EXERCISE ▸ Copy every line of the data that includes the string "FECHA".

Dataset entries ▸

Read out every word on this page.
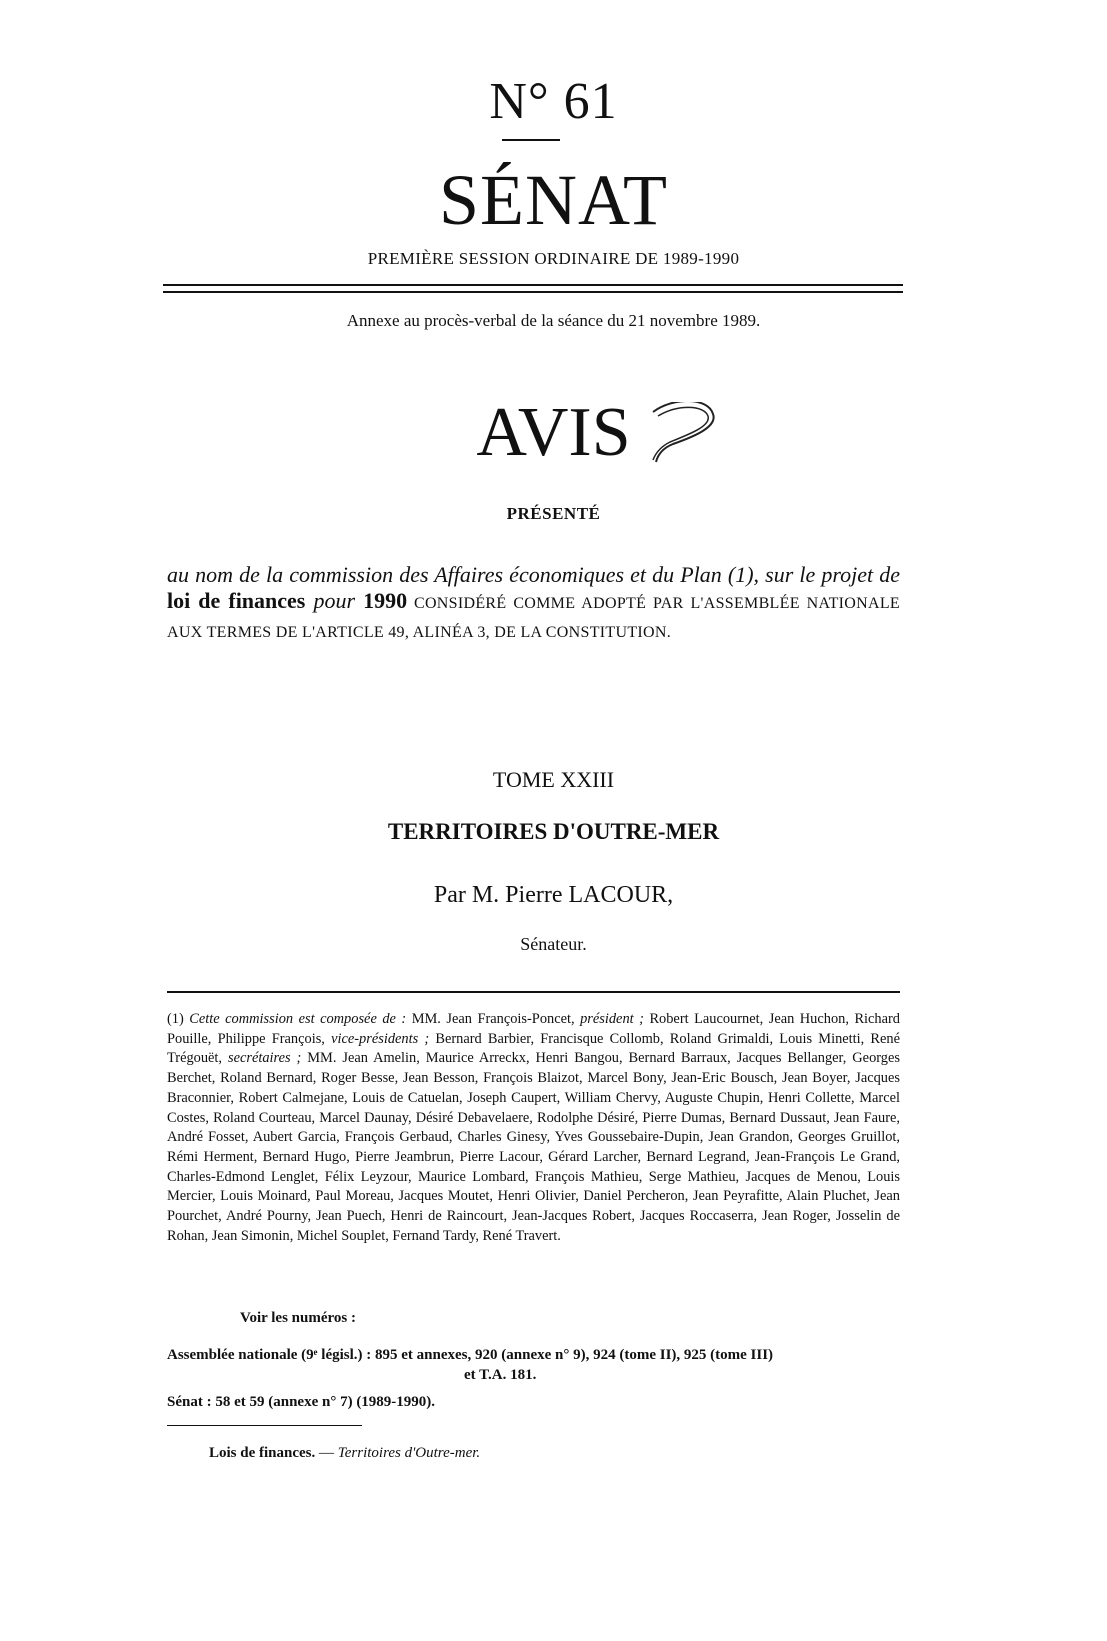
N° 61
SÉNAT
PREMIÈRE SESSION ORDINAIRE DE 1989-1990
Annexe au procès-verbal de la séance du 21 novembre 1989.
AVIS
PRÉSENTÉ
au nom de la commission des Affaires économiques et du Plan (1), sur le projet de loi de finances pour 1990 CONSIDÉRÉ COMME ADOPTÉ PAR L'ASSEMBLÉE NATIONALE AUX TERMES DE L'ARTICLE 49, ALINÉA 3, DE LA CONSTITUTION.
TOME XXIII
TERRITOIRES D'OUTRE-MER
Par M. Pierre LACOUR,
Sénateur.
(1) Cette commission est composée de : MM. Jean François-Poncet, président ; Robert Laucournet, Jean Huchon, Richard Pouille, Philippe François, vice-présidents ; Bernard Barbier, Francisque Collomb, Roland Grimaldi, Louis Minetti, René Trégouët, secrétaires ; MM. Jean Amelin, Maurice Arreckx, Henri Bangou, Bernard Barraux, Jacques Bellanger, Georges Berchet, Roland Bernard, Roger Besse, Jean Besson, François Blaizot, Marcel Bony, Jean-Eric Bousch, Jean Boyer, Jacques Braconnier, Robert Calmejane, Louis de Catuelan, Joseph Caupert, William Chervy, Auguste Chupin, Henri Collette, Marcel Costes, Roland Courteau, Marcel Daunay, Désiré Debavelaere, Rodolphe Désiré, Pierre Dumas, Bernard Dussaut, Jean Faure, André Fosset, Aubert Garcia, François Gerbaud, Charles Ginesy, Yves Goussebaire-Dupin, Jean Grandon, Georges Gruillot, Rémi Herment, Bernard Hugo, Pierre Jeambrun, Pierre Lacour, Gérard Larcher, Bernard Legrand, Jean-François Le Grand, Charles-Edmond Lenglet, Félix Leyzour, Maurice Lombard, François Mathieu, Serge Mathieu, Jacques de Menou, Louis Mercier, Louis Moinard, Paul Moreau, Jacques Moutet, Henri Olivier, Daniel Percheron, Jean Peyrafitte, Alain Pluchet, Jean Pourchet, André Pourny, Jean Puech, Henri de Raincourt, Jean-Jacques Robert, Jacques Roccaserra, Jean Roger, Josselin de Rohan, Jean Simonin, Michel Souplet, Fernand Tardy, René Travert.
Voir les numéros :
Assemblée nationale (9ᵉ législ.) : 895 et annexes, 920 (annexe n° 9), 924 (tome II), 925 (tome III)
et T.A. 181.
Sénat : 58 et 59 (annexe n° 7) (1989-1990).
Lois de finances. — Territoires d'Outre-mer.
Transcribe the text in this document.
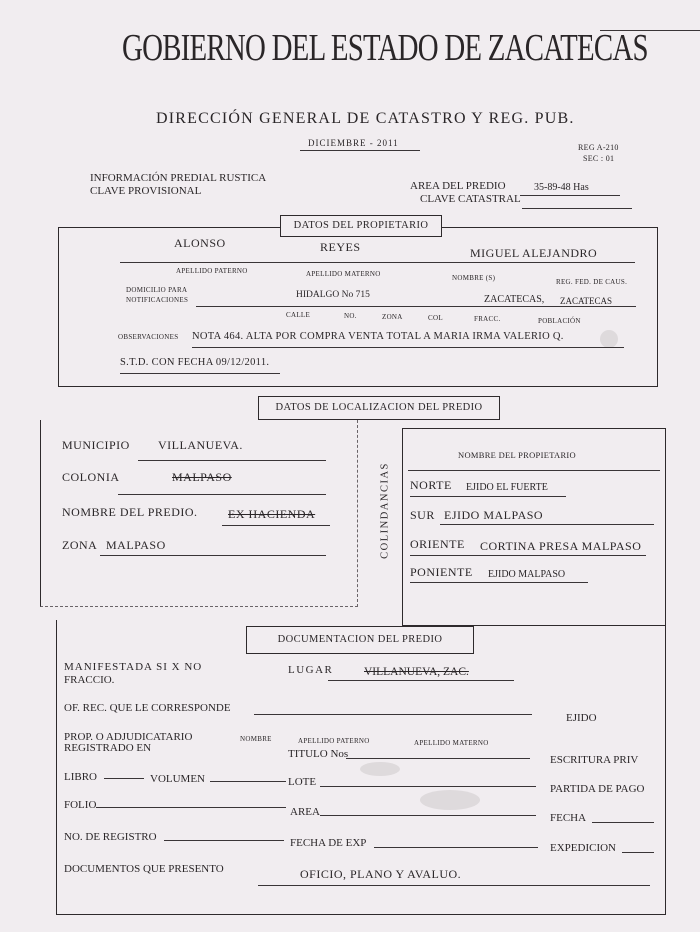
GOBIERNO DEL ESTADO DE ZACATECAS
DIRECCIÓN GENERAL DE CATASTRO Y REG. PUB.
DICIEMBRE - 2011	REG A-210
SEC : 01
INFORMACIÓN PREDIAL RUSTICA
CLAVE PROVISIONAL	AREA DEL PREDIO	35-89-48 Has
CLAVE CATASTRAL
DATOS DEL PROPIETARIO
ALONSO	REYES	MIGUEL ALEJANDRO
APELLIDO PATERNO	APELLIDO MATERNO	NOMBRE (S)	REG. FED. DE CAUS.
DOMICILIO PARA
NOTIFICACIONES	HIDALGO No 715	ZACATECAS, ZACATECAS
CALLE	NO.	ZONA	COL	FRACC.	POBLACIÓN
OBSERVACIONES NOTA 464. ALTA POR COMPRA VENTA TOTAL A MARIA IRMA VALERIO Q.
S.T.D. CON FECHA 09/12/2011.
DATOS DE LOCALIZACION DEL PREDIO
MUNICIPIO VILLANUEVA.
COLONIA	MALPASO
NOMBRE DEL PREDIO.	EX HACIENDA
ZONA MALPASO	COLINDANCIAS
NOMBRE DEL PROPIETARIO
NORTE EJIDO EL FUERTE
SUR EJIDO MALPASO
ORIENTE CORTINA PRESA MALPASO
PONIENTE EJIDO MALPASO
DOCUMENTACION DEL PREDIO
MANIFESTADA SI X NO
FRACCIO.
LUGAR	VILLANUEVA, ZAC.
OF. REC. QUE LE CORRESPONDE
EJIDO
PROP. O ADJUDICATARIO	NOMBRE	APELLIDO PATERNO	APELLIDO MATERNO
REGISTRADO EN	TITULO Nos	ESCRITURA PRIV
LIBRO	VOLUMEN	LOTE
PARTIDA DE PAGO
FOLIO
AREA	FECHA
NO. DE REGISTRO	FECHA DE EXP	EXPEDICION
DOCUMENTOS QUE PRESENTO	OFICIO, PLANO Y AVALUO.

THE REPLY ▸
S.T.D. CON FECHA 09/12/2011.
AREA	FECHA
NO. DE REGISTRO	FECHA DE EXP	EXPEDICION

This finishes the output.